Copy the listing below in full and skip every picture.

____

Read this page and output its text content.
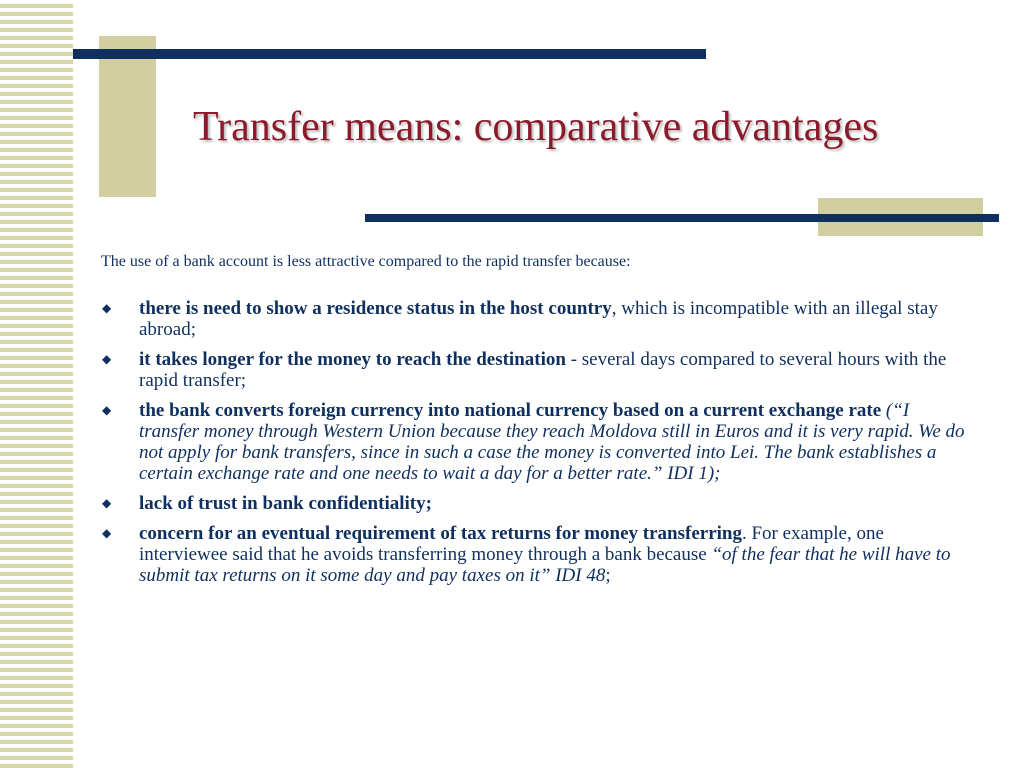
Transfer means: comparative advantages
The use of a bank account is less attractive compared to the rapid transfer because:
◆ there is need to show a residence status in the host country, which is incompatible with an illegal stay abroad;
◆ it takes longer for the money to reach the destination - several days compared to several hours with the rapid transfer;
◆ the bank converts foreign currency into national currency based on a current exchange rate (“I transfer money through Western Union because they reach Moldova still in Euros and it is very rapid. We do not apply for bank transfers, since in such a case the money is converted into Lei. The bank establishes a certain exchange rate and one needs to wait a day for a better rate.” IDI 1);
◆ lack of trust in bank confidentiality;
◆ concern for an eventual requirement of tax returns for money transferring. For example, one interviewee said that he avoids transferring money through a bank because “of the fear that he will have to submit tax returns on it some day and pay taxes on it” IDI 48;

____

## [OUTPUT BELOW]
Read this page and output its text content.
Transfer means: comparative advantages
The use of a bank account is less attractive compared to the rapid transfer because:
◆ there is need to show a residence status in the host country, which is incompatible with an illegal stay abroad;
◆ it takes longer for the money to reach the destination - several days compared to several hours with the rapid transfer;
◆ the bank converts foreign currency into national currency based on a current exchange rate (“I transfer money through Western Union because they reach Moldova still in Euros and it is very rapid. We do not apply for bank transfers, since in such a case the money is converted into Lei. The bank establishes a certain exchange rate and one needs to wait a day for a better rate.” IDI 1);
◆ lack of trust in bank confidentiality;
◆ concern for an eventual requirement of tax returns for money transferring. For example, one interviewee said that he avoids transferring money through a bank because “of the fear that he will have to submit tax returns on it some day and pay taxes on it” IDI 48;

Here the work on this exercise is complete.